━━ Data lines ━━

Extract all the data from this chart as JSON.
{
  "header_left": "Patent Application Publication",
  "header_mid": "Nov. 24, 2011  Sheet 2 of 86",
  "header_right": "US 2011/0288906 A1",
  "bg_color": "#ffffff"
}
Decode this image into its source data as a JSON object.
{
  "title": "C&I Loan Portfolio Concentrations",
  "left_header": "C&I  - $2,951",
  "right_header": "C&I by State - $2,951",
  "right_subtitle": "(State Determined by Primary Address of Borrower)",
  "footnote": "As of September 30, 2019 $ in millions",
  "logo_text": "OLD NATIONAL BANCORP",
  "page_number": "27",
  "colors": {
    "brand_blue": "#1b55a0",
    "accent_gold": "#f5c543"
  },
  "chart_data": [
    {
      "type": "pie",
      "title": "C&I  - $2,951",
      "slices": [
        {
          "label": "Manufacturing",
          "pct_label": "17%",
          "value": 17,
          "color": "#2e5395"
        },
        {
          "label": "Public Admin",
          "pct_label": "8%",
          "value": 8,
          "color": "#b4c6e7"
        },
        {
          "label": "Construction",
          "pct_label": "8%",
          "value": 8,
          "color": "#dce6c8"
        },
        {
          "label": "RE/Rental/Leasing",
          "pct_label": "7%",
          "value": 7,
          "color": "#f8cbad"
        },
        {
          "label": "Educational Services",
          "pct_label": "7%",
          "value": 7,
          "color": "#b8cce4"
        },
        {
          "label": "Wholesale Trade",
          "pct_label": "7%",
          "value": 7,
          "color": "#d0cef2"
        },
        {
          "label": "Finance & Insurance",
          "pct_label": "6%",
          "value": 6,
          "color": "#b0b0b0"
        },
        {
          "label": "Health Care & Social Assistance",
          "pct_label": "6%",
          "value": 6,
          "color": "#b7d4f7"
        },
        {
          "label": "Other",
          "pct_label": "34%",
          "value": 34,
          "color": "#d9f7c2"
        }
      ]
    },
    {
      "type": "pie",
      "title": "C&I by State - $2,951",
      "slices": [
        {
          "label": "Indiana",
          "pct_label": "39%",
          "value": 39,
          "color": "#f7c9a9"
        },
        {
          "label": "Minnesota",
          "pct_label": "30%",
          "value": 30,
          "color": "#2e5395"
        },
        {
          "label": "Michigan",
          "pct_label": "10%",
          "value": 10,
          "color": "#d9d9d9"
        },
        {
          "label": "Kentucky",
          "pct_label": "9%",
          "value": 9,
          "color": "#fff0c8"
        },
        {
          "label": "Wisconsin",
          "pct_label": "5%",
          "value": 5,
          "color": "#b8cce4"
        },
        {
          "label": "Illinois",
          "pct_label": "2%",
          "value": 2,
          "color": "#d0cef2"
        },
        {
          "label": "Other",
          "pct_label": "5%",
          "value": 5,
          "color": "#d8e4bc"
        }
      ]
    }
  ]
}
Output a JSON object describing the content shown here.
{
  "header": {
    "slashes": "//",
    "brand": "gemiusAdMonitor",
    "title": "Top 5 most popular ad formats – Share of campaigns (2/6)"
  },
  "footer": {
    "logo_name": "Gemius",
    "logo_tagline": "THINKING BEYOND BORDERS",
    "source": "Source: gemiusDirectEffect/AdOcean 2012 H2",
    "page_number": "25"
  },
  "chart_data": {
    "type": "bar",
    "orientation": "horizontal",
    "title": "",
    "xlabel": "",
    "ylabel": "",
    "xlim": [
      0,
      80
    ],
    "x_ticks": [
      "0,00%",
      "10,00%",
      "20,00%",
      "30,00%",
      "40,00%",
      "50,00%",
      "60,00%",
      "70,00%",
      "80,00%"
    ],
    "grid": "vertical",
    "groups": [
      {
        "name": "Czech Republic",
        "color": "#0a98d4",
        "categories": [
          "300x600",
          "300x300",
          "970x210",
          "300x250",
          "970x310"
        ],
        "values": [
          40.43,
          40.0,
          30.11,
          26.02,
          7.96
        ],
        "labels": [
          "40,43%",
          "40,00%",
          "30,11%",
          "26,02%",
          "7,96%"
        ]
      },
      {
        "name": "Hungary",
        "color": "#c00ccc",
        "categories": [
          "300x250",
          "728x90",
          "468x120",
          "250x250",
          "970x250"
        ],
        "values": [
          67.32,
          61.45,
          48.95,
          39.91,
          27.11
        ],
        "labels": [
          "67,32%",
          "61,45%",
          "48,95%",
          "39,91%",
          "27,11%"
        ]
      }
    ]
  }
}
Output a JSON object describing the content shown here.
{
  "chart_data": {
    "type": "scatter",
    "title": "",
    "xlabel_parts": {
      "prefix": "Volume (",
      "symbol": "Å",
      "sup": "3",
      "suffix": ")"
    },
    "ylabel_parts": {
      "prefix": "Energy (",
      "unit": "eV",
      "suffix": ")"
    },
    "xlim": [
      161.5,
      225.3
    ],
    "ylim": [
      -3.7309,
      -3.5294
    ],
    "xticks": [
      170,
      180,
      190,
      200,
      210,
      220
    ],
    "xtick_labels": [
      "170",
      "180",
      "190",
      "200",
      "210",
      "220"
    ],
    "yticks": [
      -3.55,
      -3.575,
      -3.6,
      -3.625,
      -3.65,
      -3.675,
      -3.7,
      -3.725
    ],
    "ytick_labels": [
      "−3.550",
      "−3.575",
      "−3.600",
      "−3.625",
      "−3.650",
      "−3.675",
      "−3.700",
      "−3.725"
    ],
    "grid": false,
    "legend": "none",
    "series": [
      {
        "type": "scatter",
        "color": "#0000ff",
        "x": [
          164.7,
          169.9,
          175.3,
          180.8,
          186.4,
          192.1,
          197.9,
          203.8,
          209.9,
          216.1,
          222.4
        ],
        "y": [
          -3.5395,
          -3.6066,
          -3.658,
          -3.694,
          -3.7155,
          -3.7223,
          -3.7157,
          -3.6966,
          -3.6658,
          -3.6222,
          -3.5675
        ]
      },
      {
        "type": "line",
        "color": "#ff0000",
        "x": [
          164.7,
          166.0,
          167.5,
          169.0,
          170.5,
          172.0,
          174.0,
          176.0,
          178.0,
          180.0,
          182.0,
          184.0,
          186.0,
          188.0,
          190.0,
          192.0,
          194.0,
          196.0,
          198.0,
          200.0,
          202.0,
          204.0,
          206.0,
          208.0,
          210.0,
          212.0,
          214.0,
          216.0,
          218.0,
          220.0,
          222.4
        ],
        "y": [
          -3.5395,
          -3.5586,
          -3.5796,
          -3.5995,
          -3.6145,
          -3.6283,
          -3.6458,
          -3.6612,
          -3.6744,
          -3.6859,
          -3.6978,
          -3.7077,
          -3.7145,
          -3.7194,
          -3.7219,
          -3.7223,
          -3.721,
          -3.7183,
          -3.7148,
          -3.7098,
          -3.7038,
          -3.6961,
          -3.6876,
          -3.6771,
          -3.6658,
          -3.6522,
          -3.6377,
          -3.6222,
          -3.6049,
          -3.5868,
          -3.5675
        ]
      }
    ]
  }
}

━━━

__Objective__. Report the number of lines that include the string "this"; return nothing but the count.

__Reply to the task__. 2